> Given exercise
Word for word, repeat the entries, minus the pictures.

> Data
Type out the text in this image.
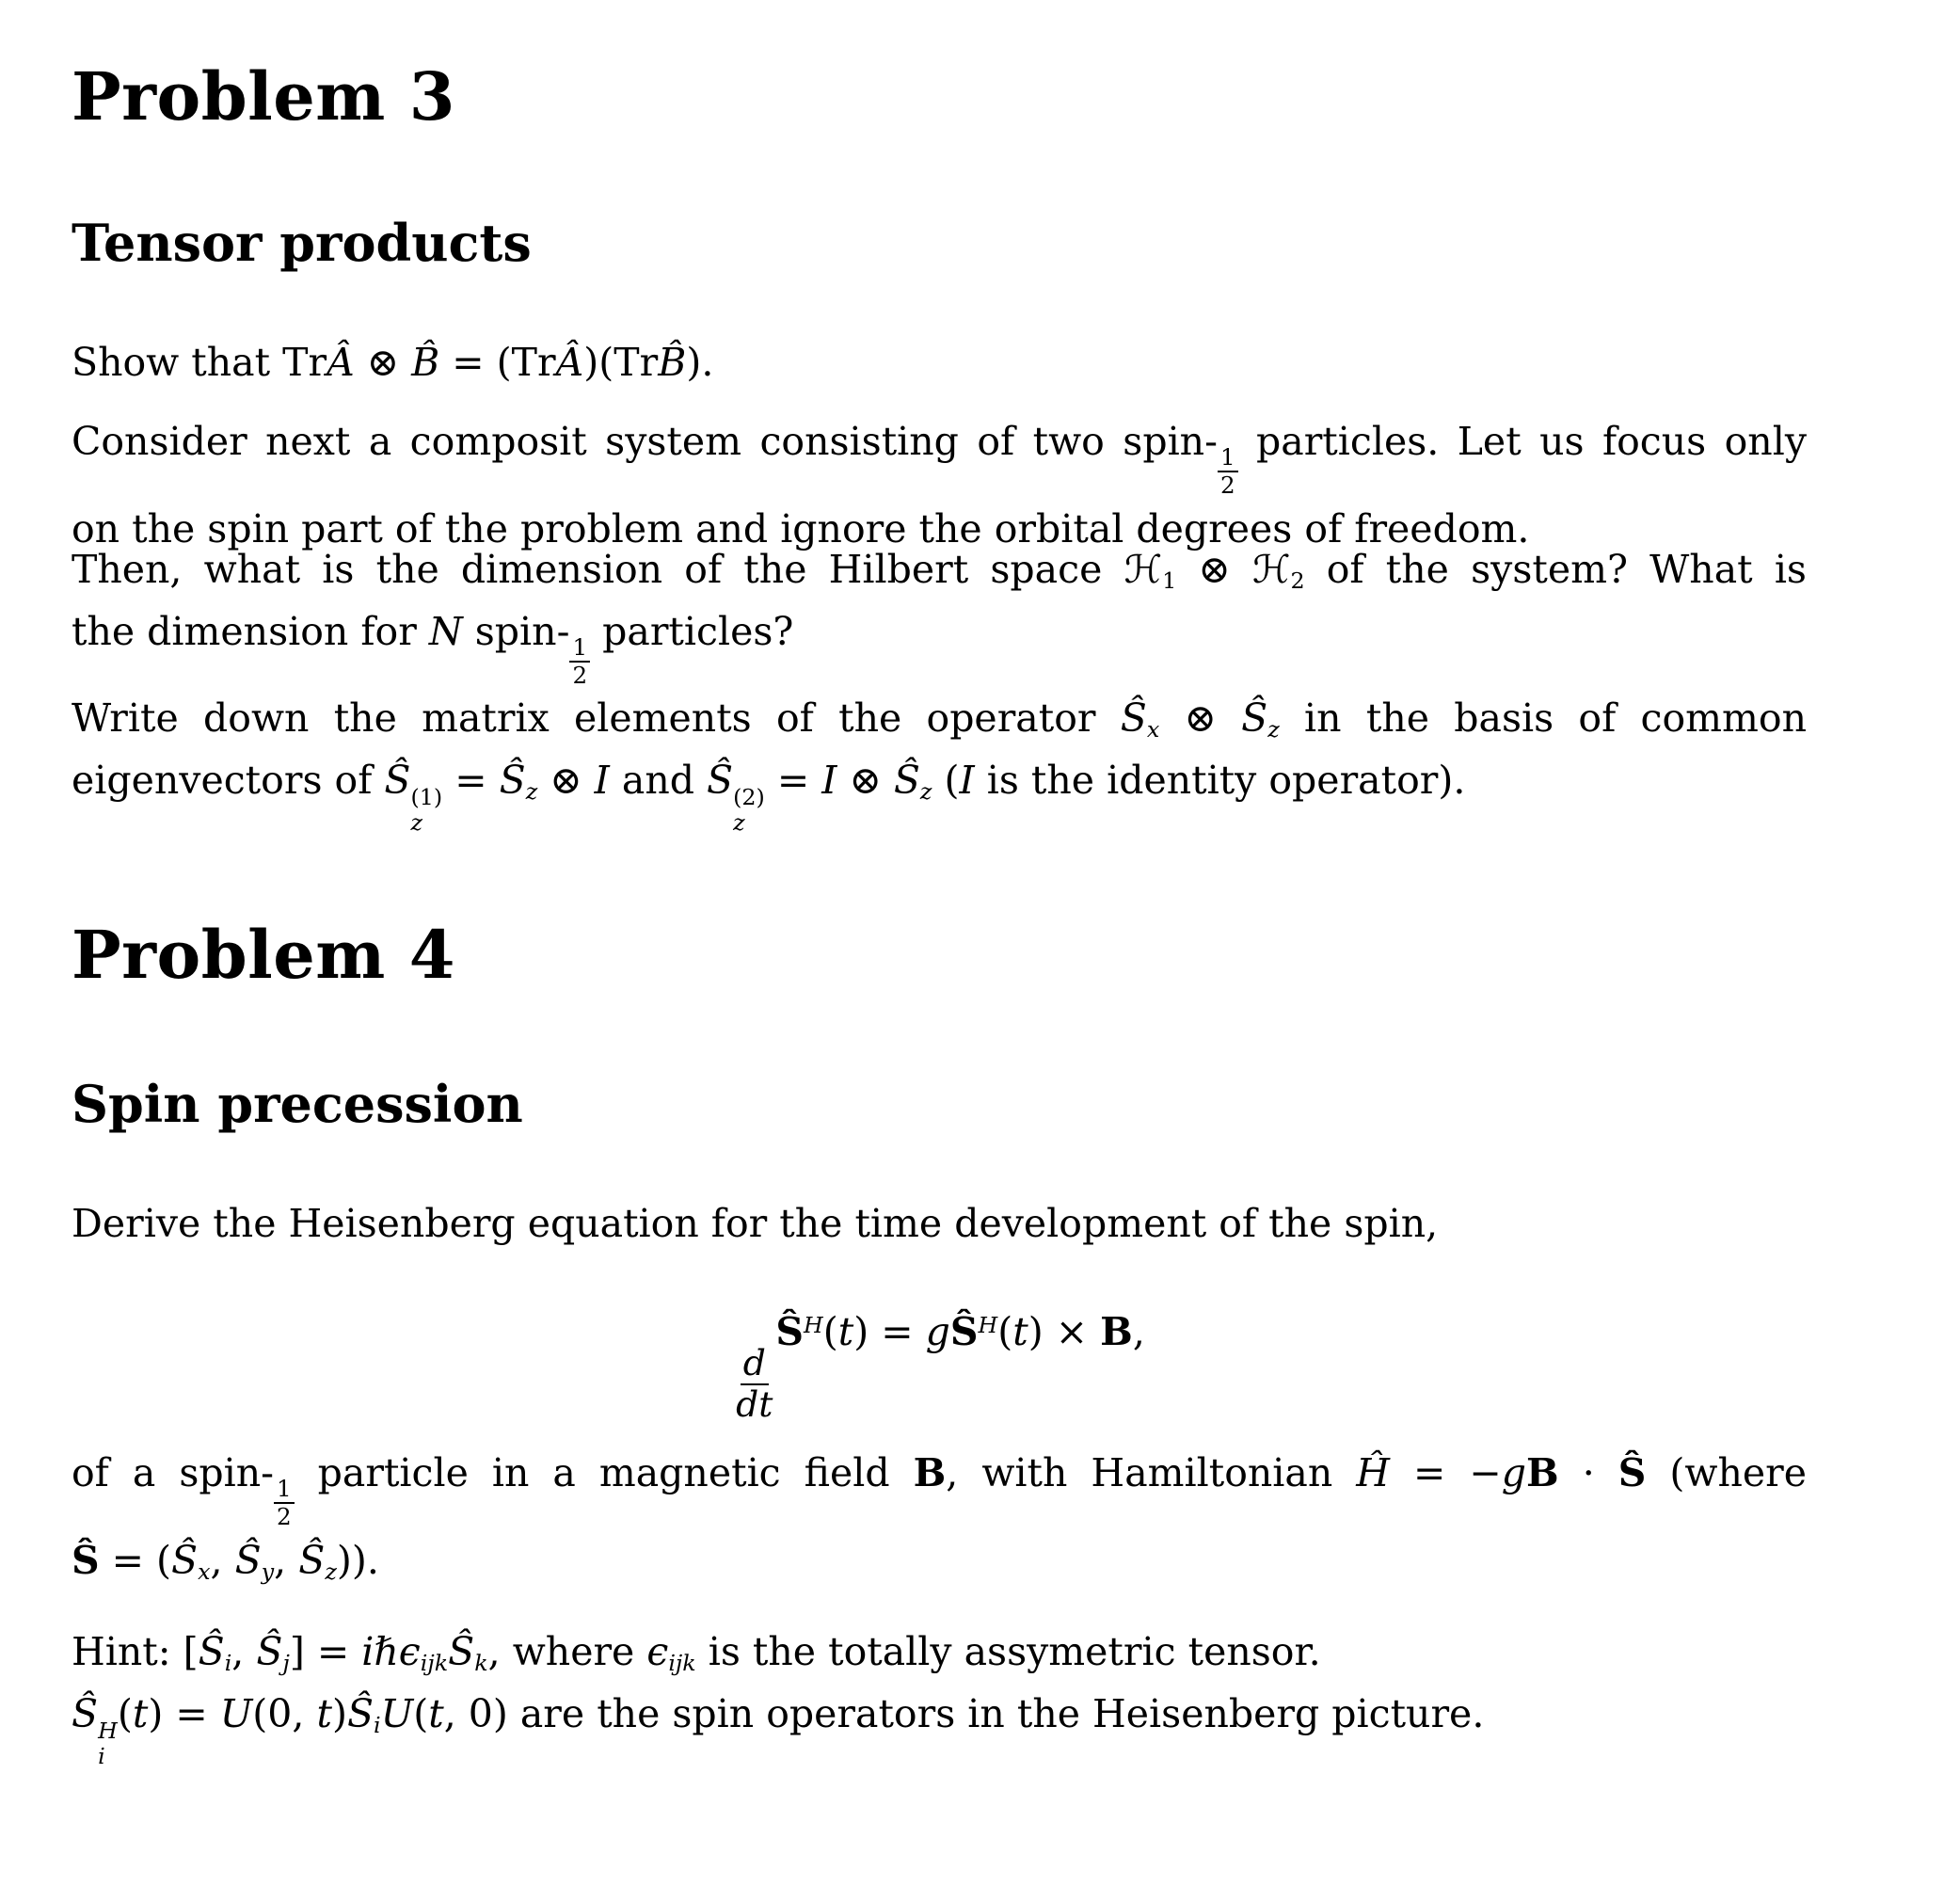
Problem 3
Tensor products
Show that TrÂ ⊗ B̂ = (TrÂ)(TrB̂).
Consider next a composit system consisting of two spin-
$\frac{1}{2}$
particles. Let us focus only
on the spin part of the problem and ignore the orbital degrees of freedom.
Then, what is the dimension of the Hilbert space ℋ$_1$ ⊗ ℋ$_2$ of the system? What is
the dimension for N spin-
$\frac{1}{2}$
particles?
Write down the matrix elements of the operator $Ŝ_x$ ⊗ $Ŝ_z$ in the basis of common
eigenvectors of Ŝ (1)
z
= $Ŝ_z$ ⊗ I and Ŝ (2)
z
= I ⊗ $Ŝ_z$ (I is the identity operator).
Problem 4
Spin precession
Derive the Heisenberg equation for the time development of the spin,
$\frac{d}{dt}$
$Ŝ^H(t)$ = $gŜ^H(t) \times B$,
of a spin-
$\frac{1}{2}$
particle in a magnetic field B, with Hamiltonian Ĥ = −gB · Ŝ (where
Ŝ = ($Ŝ_x$, $Ŝ_y$, $Ŝ_z$)).
Hint: [$Ŝ_i$, $Ŝ_j$] = $i\hbar\epsilon_{ijk}Ŝ_k$, where $\epsilon_{ijk}$ is the totally assymetric tensor.
Ŝ H
i
(t) = U(0, $t)Ŝ_iU(t$, 0) are the spin operators in the Heisenberg picture.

> Completed task
Type out the text in this image.
Problem 3
Tensor products
Show that TrÂ ⊗ B̂ = (TrÂ)(TrB̂).
Consider next a composit system consisting of two spin-
$\frac{1}{2}$
particles. Let us focus only
on the spin part of the problem and ignore the orbital degrees of freedom.
Then, what is the dimension of the Hilbert space ℋ$_1$ ⊗ ℋ$_2$ of the system? What is
the dimension for N spin-
$\frac{1}{2}$
particles?
Write down the matrix elements of the operator $Ŝ_x$ ⊗ $Ŝ_z$ in the basis of common
eigenvectors of Ŝ (1)
z
= $Ŝ_z$ ⊗ I and Ŝ (2)
z
= I ⊗ $Ŝ_z$ (I is the identity operator).
Problem 4
Spin precession
Derive the Heisenberg equation for the time development of the spin,
$\frac{d}{dt}$
$Ŝ^H(t)$ = $gŜ^H(t) \times B$,
of a spin-
$\frac{1}{2}$
particle in a magnetic field B, with Hamiltonian Ĥ = −gB · Ŝ (where
Ŝ = ($Ŝ_x$, $Ŝ_y$, $Ŝ_z$)).
Hint: [$Ŝ_i$, $Ŝ_j$] = $i\hbar\epsilon_{ijk}Ŝ_k$, where $\epsilon_{ijk}$ is the totally assymetric tensor.
Ŝ H
i
(t) = U(0, $t)Ŝ_iU(t$, 0) are the spin operators in the Heisenberg picture.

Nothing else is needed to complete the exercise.